WRITTEN TASK: List all the lines in these records that hold "right".

EXTRACTED MATERIAL:
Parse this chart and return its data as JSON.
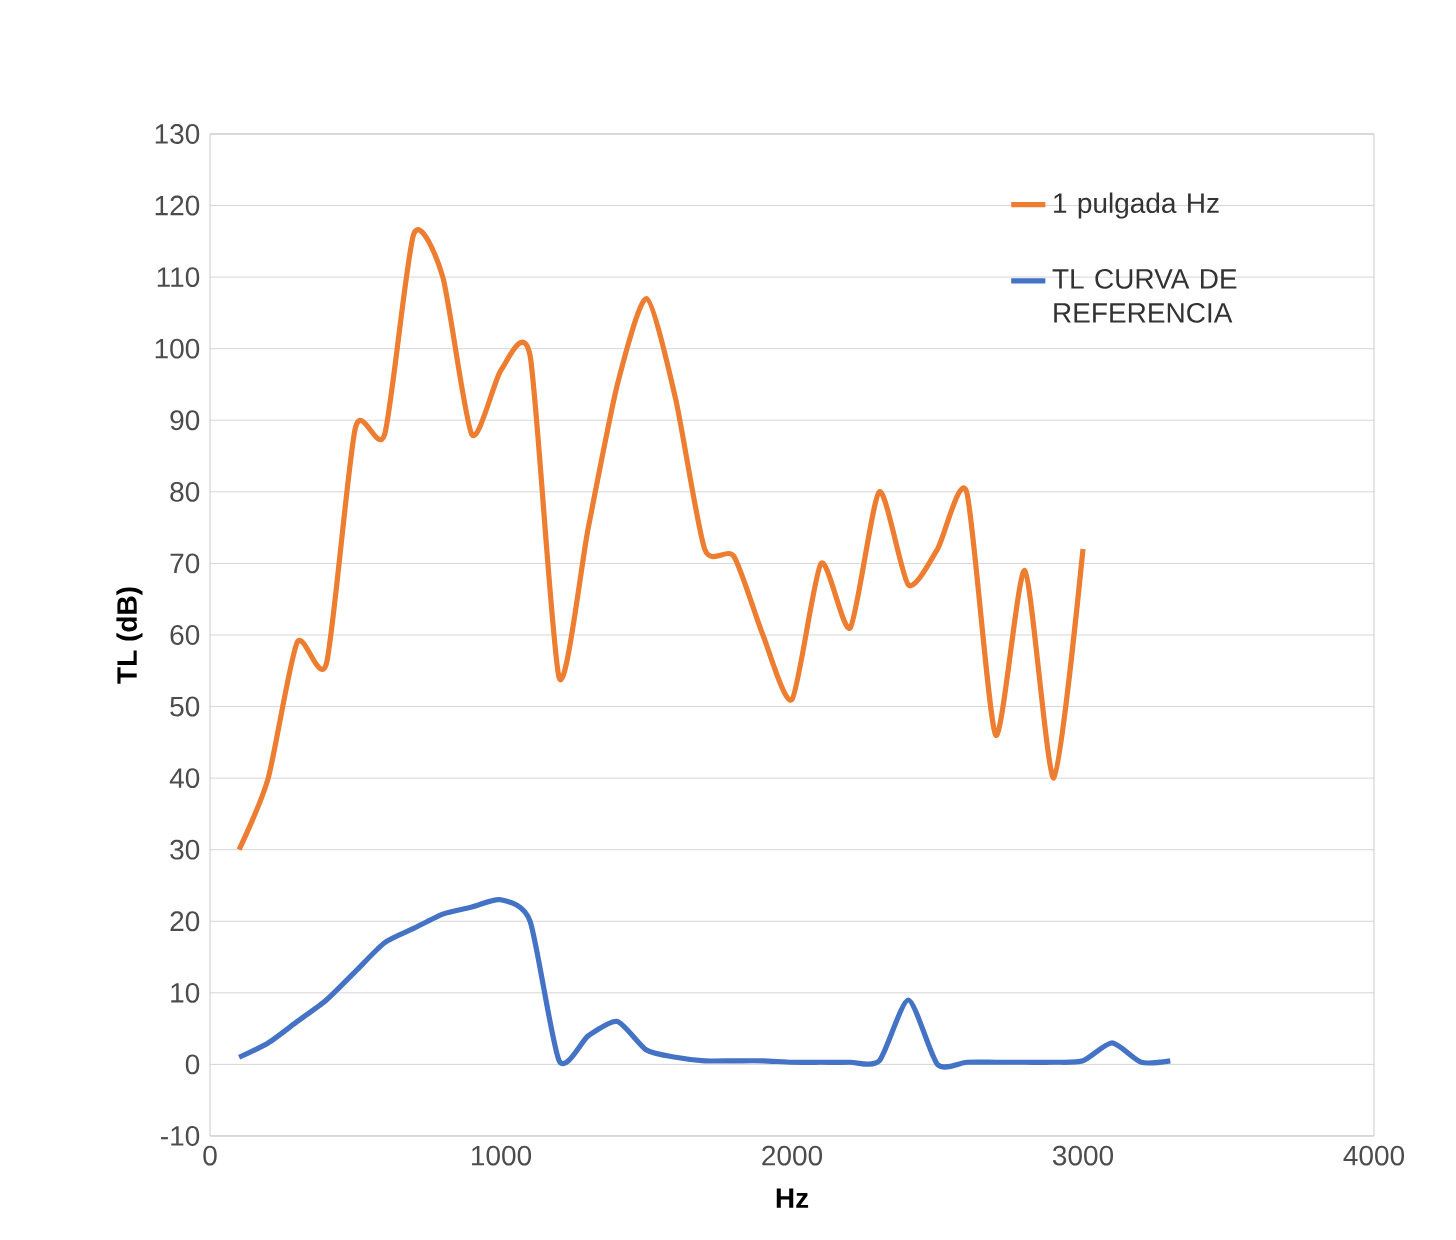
{
  "chart_data": {
    "type": "line",
    "xlabel": "Hz",
    "ylabel": "TL (dB)",
    "xlim": [
      0,
      4000
    ],
    "ylim": [
      -10,
      130
    ],
    "xticks": [
      0,
      1000,
      2000,
      3000,
      4000
    ],
    "yticks": [
      -10,
      0,
      10,
      20,
      30,
      40,
      50,
      60,
      70,
      80,
      90,
      100,
      110,
      120,
      130
    ],
    "grid": "y",
    "legend": "top right",
    "series": [
      {
        "name": "1 pulgada  Hz",
        "color": "#ed7d31",
        "x": [
          100,
          200,
          300,
          400,
          500,
          600,
          700,
          800,
          900,
          1000,
          1100,
          1200,
          1300,
          1400,
          1500,
          1600,
          1700,
          1800,
          1900,
          2000,
          2100,
          2200,
          2300,
          2400,
          2500,
          2600,
          2700,
          2800,
          2900,
          3000
        ],
        "values": [
          30,
          40,
          59,
          56,
          89,
          88,
          116,
          110,
          88,
          97,
          99,
          54,
          75,
          95,
          107,
          93,
          72,
          71,
          60,
          51,
          70,
          61,
          80,
          67,
          72,
          80,
          46,
          69,
          40,
          72
        ]
      },
      {
        "name": "TL CURVA DE REFERENCIA",
        "color": "#4472c4",
        "x": [
          100,
          200,
          300,
          400,
          500,
          600,
          700,
          800,
          900,
          1000,
          1100,
          1200,
          1300,
          1400,
          1500,
          1600,
          1700,
          1800,
          1900,
          2000,
          2100,
          2200,
          2300,
          2400,
          2500,
          2600,
          2700,
          2800,
          2900,
          3000,
          3100,
          3200,
          3300
        ],
        "values": [
          1,
          3,
          6,
          9,
          13,
          17,
          19,
          21,
          22,
          23,
          20,
          0.5,
          4,
          6,
          2,
          1,
          0.5,
          0.5,
          0.5,
          0.3,
          0.3,
          0.3,
          0.5,
          9,
          0,
          0.3,
          0.3,
          0.3,
          0.3,
          0.5,
          3,
          0.3,
          0.5
        ]
      }
    ]
  }
}
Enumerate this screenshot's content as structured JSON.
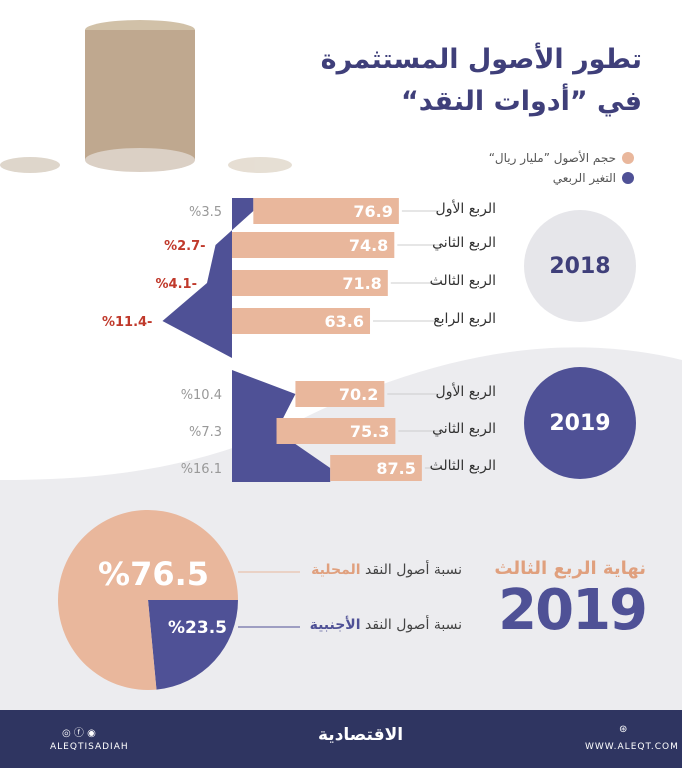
{
  "title": {
    "line1": "تطور الأصول المستثمرة",
    "line2": "في ”أدوات النقد“"
  },
  "legend": [
    {
      "label": "حجم الأصول ”مليار ريال“",
      "color": "#e9b79c"
    },
    {
      "label": "التغير الربعي",
      "color": "#4f5196"
    }
  ],
  "years": [
    {
      "label": "2018",
      "color": "#e6e6ea"
    },
    {
      "label": "2019",
      "color": "#4f5196"
    }
  ],
  "chart_data": {
    "type": "bar",
    "series": [
      {
        "name": "حجم الأصول ”مليار ريال“",
        "values": [
          76.9,
          74.8,
          71.8,
          63.6,
          70.2,
          75.3,
          87.5
        ]
      },
      {
        "name": "التغير الربعي",
        "values": [
          3.5,
          -2.7,
          -4.1,
          -11.4,
          10.4,
          7.3,
          16.1
        ]
      }
    ],
    "categories": [
      "الربع الأول",
      "الربع الثاني",
      "الربع الثالث",
      "الربع الرابع",
      "الربع الأول",
      "الربع الثاني",
      "الربع الثالث"
    ],
    "groups": [
      "2018",
      "2018",
      "2018",
      "2018",
      "2019",
      "2019",
      "2019"
    ],
    "change_labels": [
      "%3.5",
      "%2.7-",
      "%4.1-",
      "%11.4-",
      "%10.4",
      "%7.3",
      "%16.1"
    ]
  },
  "pie": {
    "heading": "نهاية الربع الثالث",
    "year": "2019",
    "slices": [
      {
        "label_prefix": "نسبة أصول النقد ",
        "label_bold": "المحلية",
        "value": 76.5,
        "text": "%76.5",
        "color": "#e9b79c"
      },
      {
        "label_prefix": "نسبة أصول النقد ",
        "label_bold": "الأجنبية",
        "value": 23.5,
        "text": "%23.5",
        "color": "#4f5196"
      }
    ]
  },
  "footer": {
    "handle": "ALEQTISADIAH",
    "logo": "الاقتصادية",
    "website": "WWW.ALEQT.COM"
  }
}
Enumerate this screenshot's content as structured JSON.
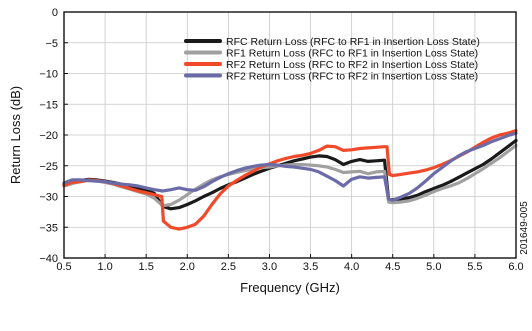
{
  "figure_id": "20164​9-005",
  "chart_data": {
    "type": "line",
    "xlabel": "Frequency (GHz)",
    "ylabel": "Return Loss (dB)",
    "xlim": [
      0.5,
      6.0
    ],
    "ylim": [
      -40,
      0
    ],
    "xticks": [
      0.5,
      1.0,
      1.5,
      2.0,
      2.5,
      3.0,
      3.5,
      4.0,
      4.5,
      5.0,
      5.5,
      6.0
    ],
    "xtick_labels": [
      "0.5",
      "1.0",
      "1.5",
      "2.0",
      "2.5",
      "3.0",
      "3.5",
      "4.0",
      "4.5",
      "5.0",
      "5.5",
      "6.0"
    ],
    "yticks": [
      0,
      -5,
      -10,
      -15,
      -20,
      -25,
      -30,
      -35,
      -40
    ],
    "ytick_labels": [
      "0",
      "−5",
      "−10",
      "−15",
      "−20",
      "−25",
      "−30",
      "−35",
      "−40"
    ],
    "grid": true,
    "legend_position": "top-right",
    "series": [
      {
        "name": "RFC Return Loss (RFC to RF1 in Insertion Loss State)",
        "color": "#1a1a1a",
        "x": [
          0.5,
          0.6,
          0.7,
          0.8,
          0.9,
          1.0,
          1.1,
          1.2,
          1.3,
          1.4,
          1.5,
          1.6,
          1.7,
          1.8,
          1.9,
          2.0,
          2.1,
          2.2,
          2.3,
          2.4,
          2.5,
          2.6,
          2.7,
          2.8,
          2.9,
          3.0,
          3.1,
          3.2,
          3.3,
          3.4,
          3.5,
          3.6,
          3.7,
          3.8,
          3.9,
          4.0,
          4.1,
          4.2,
          4.3,
          4.4,
          4.45,
          4.5,
          4.6,
          4.7,
          4.8,
          4.9,
          5.0,
          5.1,
          5.2,
          5.3,
          5.4,
          5.5,
          5.6,
          5.7,
          5.8,
          5.9,
          6.0
        ],
        "y": [
          -28.0,
          -27.6,
          -27.4,
          -27.2,
          -27.3,
          -27.5,
          -27.7,
          -28.0,
          -28.3,
          -28.6,
          -28.9,
          -29.5,
          -31.6,
          -32.0,
          -31.8,
          -31.3,
          -30.7,
          -30.0,
          -29.4,
          -28.7,
          -28.1,
          -27.6,
          -27.0,
          -26.4,
          -25.9,
          -25.4,
          -25.0,
          -24.6,
          -24.2,
          -23.9,
          -23.6,
          -23.4,
          -23.5,
          -24.0,
          -24.8,
          -24.3,
          -24.0,
          -24.3,
          -24.2,
          -24.1,
          -30.5,
          -30.5,
          -30.4,
          -30.2,
          -29.8,
          -29.2,
          -28.7,
          -28.2,
          -27.6,
          -26.9,
          -26.2,
          -25.5,
          -24.8,
          -23.9,
          -22.9,
          -21.9,
          -20.9
        ]
      },
      {
        "name": "RF1 Return Loss (RFC to RF1 in Insertion Loss State)",
        "color": "#a0a0a0",
        "x": [
          0.5,
          0.6,
          0.7,
          0.8,
          0.9,
          1.0,
          1.1,
          1.2,
          1.3,
          1.4,
          1.5,
          1.6,
          1.7,
          1.8,
          1.9,
          2.0,
          2.1,
          2.2,
          2.3,
          2.4,
          2.5,
          2.6,
          2.7,
          2.8,
          2.9,
          3.0,
          3.1,
          3.2,
          3.3,
          3.4,
          3.5,
          3.6,
          3.7,
          3.8,
          3.9,
          4.0,
          4.1,
          4.2,
          4.3,
          4.4,
          4.45,
          4.5,
          4.6,
          4.7,
          4.8,
          4.9,
          5.0,
          5.1,
          5.2,
          5.3,
          5.4,
          5.5,
          5.6,
          5.7,
          5.8,
          5.9,
          6.0
        ],
        "y": [
          -28.3,
          -27.9,
          -27.6,
          -27.4,
          -27.5,
          -27.7,
          -28.0,
          -28.4,
          -28.8,
          -29.2,
          -29.6,
          -30.3,
          -31.5,
          -31.3,
          -30.6,
          -29.7,
          -28.8,
          -28.0,
          -27.3,
          -26.8,
          -26.4,
          -26.1,
          -25.8,
          -25.5,
          -25.3,
          -25.2,
          -25.0,
          -24.9,
          -24.8,
          -24.8,
          -24.9,
          -25.0,
          -25.2,
          -25.6,
          -26.1,
          -26.0,
          -25.9,
          -26.3,
          -26.0,
          -25.9,
          -30.9,
          -31.0,
          -30.9,
          -30.7,
          -30.3,
          -29.8,
          -29.2,
          -28.7,
          -28.3,
          -27.8,
          -27.1,
          -26.3,
          -25.5,
          -24.6,
          -23.7,
          -22.7,
          -21.7
        ]
      },
      {
        "name": "RF2 Return Loss (RFC to RF2 in Insertion Loss State)",
        "color": "#f04a2a",
        "x": [
          0.5,
          0.6,
          0.7,
          0.8,
          0.9,
          1.0,
          1.1,
          1.2,
          1.3,
          1.4,
          1.5,
          1.6,
          1.69,
          1.71,
          1.8,
          1.9,
          2.0,
          2.1,
          2.2,
          2.3,
          2.4,
          2.5,
          2.6,
          2.7,
          2.8,
          2.9,
          3.0,
          3.1,
          3.2,
          3.3,
          3.4,
          3.5,
          3.6,
          3.7,
          3.8,
          3.9,
          4.0,
          4.1,
          4.2,
          4.3,
          4.4,
          4.43,
          4.46,
          4.5,
          4.6,
          4.7,
          4.8,
          4.9,
          5.0,
          5.1,
          5.2,
          5.3,
          5.4,
          5.5,
          5.6,
          5.7,
          5.8,
          5.9,
          6.0
        ],
        "y": [
          -28.2,
          -27.7,
          -27.6,
          -27.3,
          -27.4,
          -27.6,
          -27.9,
          -28.3,
          -28.7,
          -29.1,
          -29.4,
          -29.7,
          -30.0,
          -34.0,
          -35.0,
          -35.3,
          -35.0,
          -34.5,
          -33.2,
          -31.3,
          -29.6,
          -28.3,
          -27.4,
          -26.6,
          -25.9,
          -25.2,
          -24.7,
          -24.2,
          -23.8,
          -23.5,
          -23.3,
          -23.0,
          -22.5,
          -21.8,
          -21.9,
          -22.5,
          -22.4,
          -22.2,
          -22.1,
          -22.0,
          -21.9,
          -21.9,
          -26.4,
          -26.6,
          -26.4,
          -26.2,
          -26.0,
          -25.7,
          -25.3,
          -24.8,
          -24.2,
          -23.5,
          -22.8,
          -22.0,
          -21.2,
          -20.5,
          -20.0,
          -19.7,
          -19.3
        ]
      },
      {
        "name": "RF2 Return Loss (RFC to RF2 in Insertion Loss State)",
        "color": "#6b6ba8",
        "x": [
          0.5,
          0.6,
          0.7,
          0.8,
          0.9,
          1.0,
          1.1,
          1.2,
          1.3,
          1.4,
          1.5,
          1.6,
          1.7,
          1.8,
          1.9,
          2.0,
          2.1,
          2.2,
          2.3,
          2.4,
          2.5,
          2.6,
          2.7,
          2.8,
          2.9,
          3.0,
          3.1,
          3.2,
          3.3,
          3.4,
          3.5,
          3.6,
          3.7,
          3.8,
          3.9,
          4.0,
          4.1,
          4.2,
          4.3,
          4.4,
          4.45,
          4.5,
          4.6,
          4.7,
          4.8,
          4.9,
          5.0,
          5.1,
          5.2,
          5.3,
          5.4,
          5.5,
          5.6,
          5.7,
          5.8,
          5.9,
          6.0
        ],
        "y": [
          -27.8,
          -27.3,
          -27.3,
          -27.4,
          -27.5,
          -27.6,
          -27.8,
          -28.0,
          -28.1,
          -28.3,
          -28.6,
          -28.9,
          -29.1,
          -28.9,
          -28.6,
          -28.9,
          -29.0,
          -28.4,
          -27.6,
          -26.9,
          -26.3,
          -25.8,
          -25.4,
          -25.1,
          -24.9,
          -24.8,
          -24.9,
          -25.1,
          -25.2,
          -25.4,
          -25.6,
          -26.0,
          -26.7,
          -27.4,
          -28.3,
          -27.2,
          -26.8,
          -27.0,
          -26.9,
          -26.8,
          -30.4,
          -30.6,
          -30.1,
          -29.5,
          -28.6,
          -27.5,
          -26.3,
          -25.3,
          -24.3,
          -23.4,
          -22.7,
          -22.2,
          -21.7,
          -21.1,
          -20.6,
          -20.1,
          -19.7
        ]
      }
    ]
  }
}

EXERCISE ANSWER:
    "legend": "top right",
    "legend_position": "top-right",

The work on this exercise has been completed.